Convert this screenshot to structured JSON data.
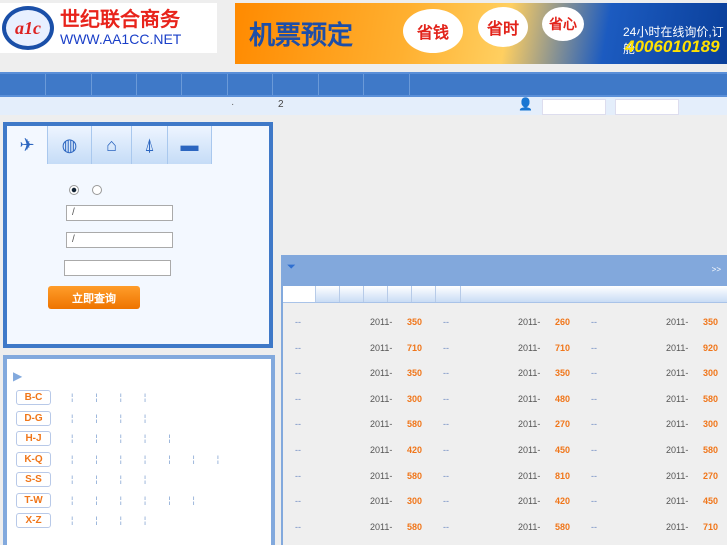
{
  "header": {
    "logo_mark": "a1c",
    "logo_title": "世纪联合商务",
    "logo_url": "WWW.AA1CC.NET",
    "banner": {
      "title": "机票预定",
      "bubbles": [
        "省钱",
        "省时",
        "省心"
      ],
      "slogan": "24小时在线询价,订舱",
      "phone": "4006010189"
    }
  },
  "subbar": {
    "dot": "·",
    "num": "2"
  },
  "search": {
    "tabs": [
      "plane-icon",
      "globe-icon",
      "home-icon",
      "tower-icon",
      "card-icon"
    ],
    "from_value": "/",
    "to_value": "/",
    "date_value": "",
    "button": "立即查询"
  },
  "cities": {
    "groups": [
      {
        "label": "B-C",
        "count": 4
      },
      {
        "label": "D-G",
        "count": 4
      },
      {
        "label": "H-J",
        "count": 5
      },
      {
        "label": "K-Q",
        "count": 7
      },
      {
        "label": "S-S",
        "count": 4
      },
      {
        "label": "T-W",
        "count": 6
      },
      {
        "label": "X-Z",
        "count": 4
      }
    ],
    "sep": "¦"
  },
  "deals": {
    "more": ">>",
    "dash": "--",
    "year": "2011-",
    "columns": [
      [
        "350",
        "710",
        "350",
        "300",
        "580",
        "420",
        "580",
        "300",
        "580"
      ],
      [
        "260",
        "710",
        "350",
        "480",
        "270",
        "450",
        "810",
        "420",
        "580"
      ],
      [
        "350",
        "920",
        "300",
        "580",
        "300",
        "580",
        "270",
        "450",
        "710"
      ]
    ]
  }
}
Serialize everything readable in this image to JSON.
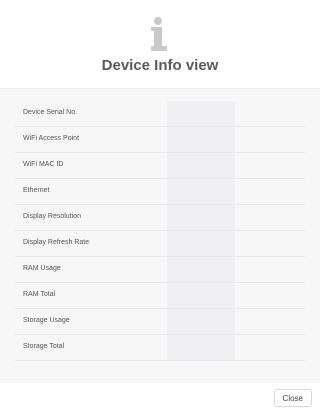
{
  "dialog": {
    "icon": "info-icon",
    "title": "Device Info view",
    "close_label": "Close"
  },
  "rows": [
    {
      "label": "Device Serial No.",
      "value": ""
    },
    {
      "label": "WiFi Access Point",
      "value": ""
    },
    {
      "label": "WiFi MAC ID",
      "value": ""
    },
    {
      "label": "Ethernet",
      "value": ""
    },
    {
      "label": "Display Resolution",
      "value": ""
    },
    {
      "label": "Display Refresh Rate",
      "value": ""
    },
    {
      "label": "RAM Usage",
      "value": ""
    },
    {
      "label": "RAM Total",
      "value": ""
    },
    {
      "label": "Storage Usage",
      "value": ""
    },
    {
      "label": "Storage Total",
      "value": ""
    }
  ]
}
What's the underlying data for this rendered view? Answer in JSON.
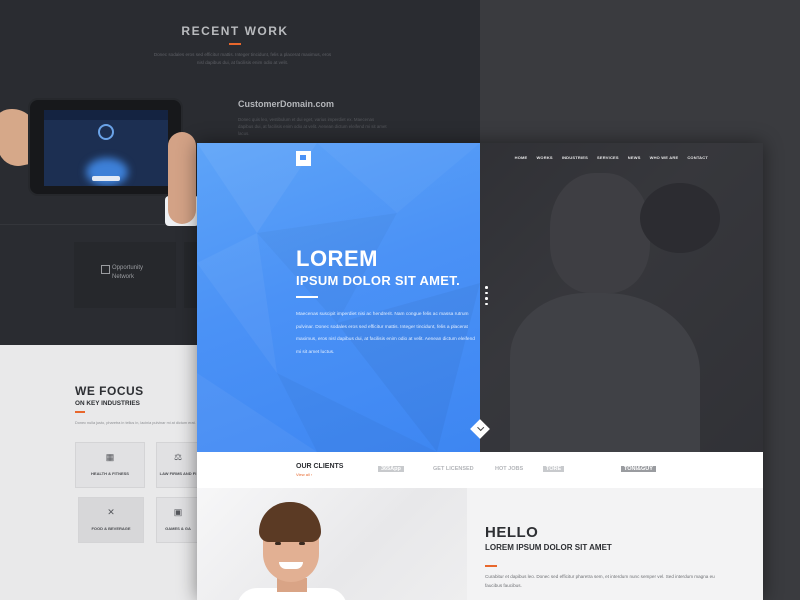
{
  "colors": {
    "accent": "#e8672c",
    "hero_blue": "#4b92f6",
    "dark_bg": "#2a2c31"
  },
  "recent_work": {
    "title": "RECENT WORK",
    "text": "Donec sodales eros sed efficitur mattis. Integer tincidunt, felis a placerat maximus, eros nisl dapibus dui, at facilisis enim odio at velit."
  },
  "customer_domain": {
    "title": "CustomerDomain.com",
    "text": "Donec quis leo, vestibulum et dui eget, varius imperdiet ex. Maecenas dapibus dui, at facilisis enim odio at velit. Aenean dictum eleifend mi sit amet lacus."
  },
  "partner_logo": {
    "line1": "Opportunity",
    "line2": "Network"
  },
  "focus": {
    "title": "WE FOCUS",
    "subtitle": "ON KEY INDUSTRIES",
    "text": "Donec nulla justo, pharetra in tellus in, lacinia pulvinar mi at dictum erat.",
    "industries": [
      {
        "label": "HEALTH & FITNESS",
        "icon": "health-icon"
      },
      {
        "label": "LAW FIRMS AND FI",
        "icon": "scales-icon"
      },
      {
        "label": "FOOD & BEVERAGE",
        "icon": "utensils-icon"
      },
      {
        "label": "GAMES & GA",
        "icon": "gamepad-icon"
      }
    ]
  },
  "nav": {
    "items": [
      "HOME",
      "WORKS",
      "INDUSTRIES",
      "SERVICES",
      "NEWS",
      "WHO WE ARE",
      "CONTACT"
    ]
  },
  "hero": {
    "heading": "LOREM",
    "subheading": "IPSUM DOLOR SIT AMET.",
    "text": "Maecenas suscipit imperdiet nisi ac hendrerit. Nam congue felis ac massa rutrum pulvinar. Donec sodales eros sed efficitur mattis. Integer tincidunt, felis a placerat maximus, eros nisl dapibus dui, at facilisis enim odio at velit. Aenean dictum eleifend mi sit amet luctus.",
    "slide_count": 4
  },
  "clients": {
    "title": "OUR CLIENTS",
    "link": "View all  ›",
    "logos": [
      "365App",
      "GET LICENSED",
      "HOT JOBS",
      "TORE",
      "",
      "TONI&GUY"
    ]
  },
  "hello": {
    "title": "HELLO",
    "subtitle": "LOREM IPSUM DOLOR SIT AMET",
    "text": "Curabitur et dapibus leo. Donec sed efficitur pharetra sem, et interdum nunc semper vel. Sed interdum magna eu faucibus faucibus."
  }
}
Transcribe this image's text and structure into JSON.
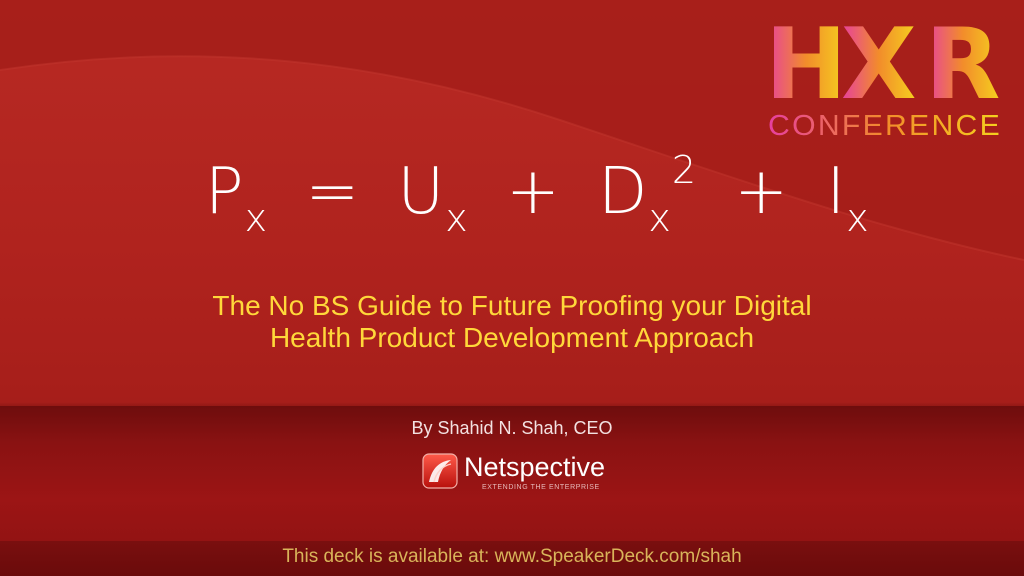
{
  "logo": {
    "hxr_letters": [
      "H",
      "X",
      "R"
    ],
    "conference": "CONFERENCE",
    "colors": {
      "magenta": "#e63fa0",
      "orange": "#f28c2b",
      "yellow": "#f5d21e"
    }
  },
  "formula": {
    "p": "P",
    "p_sub": "x",
    "eq": "=",
    "u": "U",
    "u_sub": "x",
    "plus1": "+",
    "d": "D",
    "d_sub": "x",
    "d_sup": "2",
    "plus2": "+",
    "i": "I",
    "i_sub": "x"
  },
  "subtitle": {
    "line1": "The No BS Guide to Future Proofing your Digital",
    "line2": "Health Product Development Approach"
  },
  "byline": "By Shahid N. Shah, CEO",
  "company": {
    "name": "Netspective",
    "tagline": "EXTENDING THE ENTERPRISE"
  },
  "footer": {
    "deck_text": "This deck is available at: www.SpeakerDeck.com/shah"
  },
  "colors": {
    "subtitle": "#ffd83a",
    "footer_text": "#d9b45a",
    "background": "#b0231e"
  }
}
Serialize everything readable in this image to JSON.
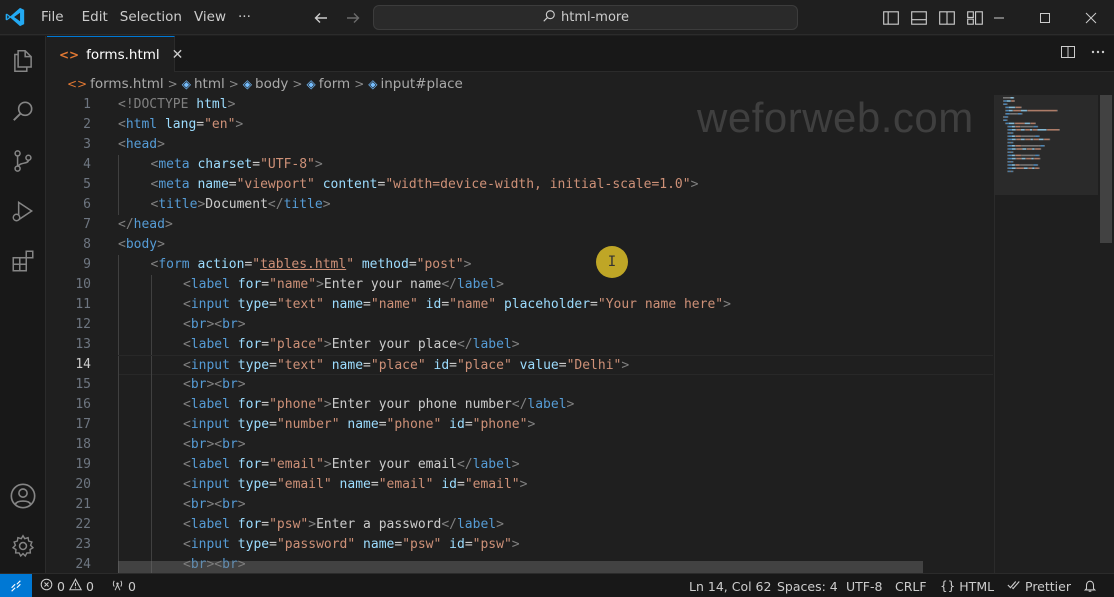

◆ ◆ ◆ ◆

> [GIVEN PROBLEM]
Search the lines for the word "facilisis" and report how many contain it, by number only.

> [THE RESPONSE]
3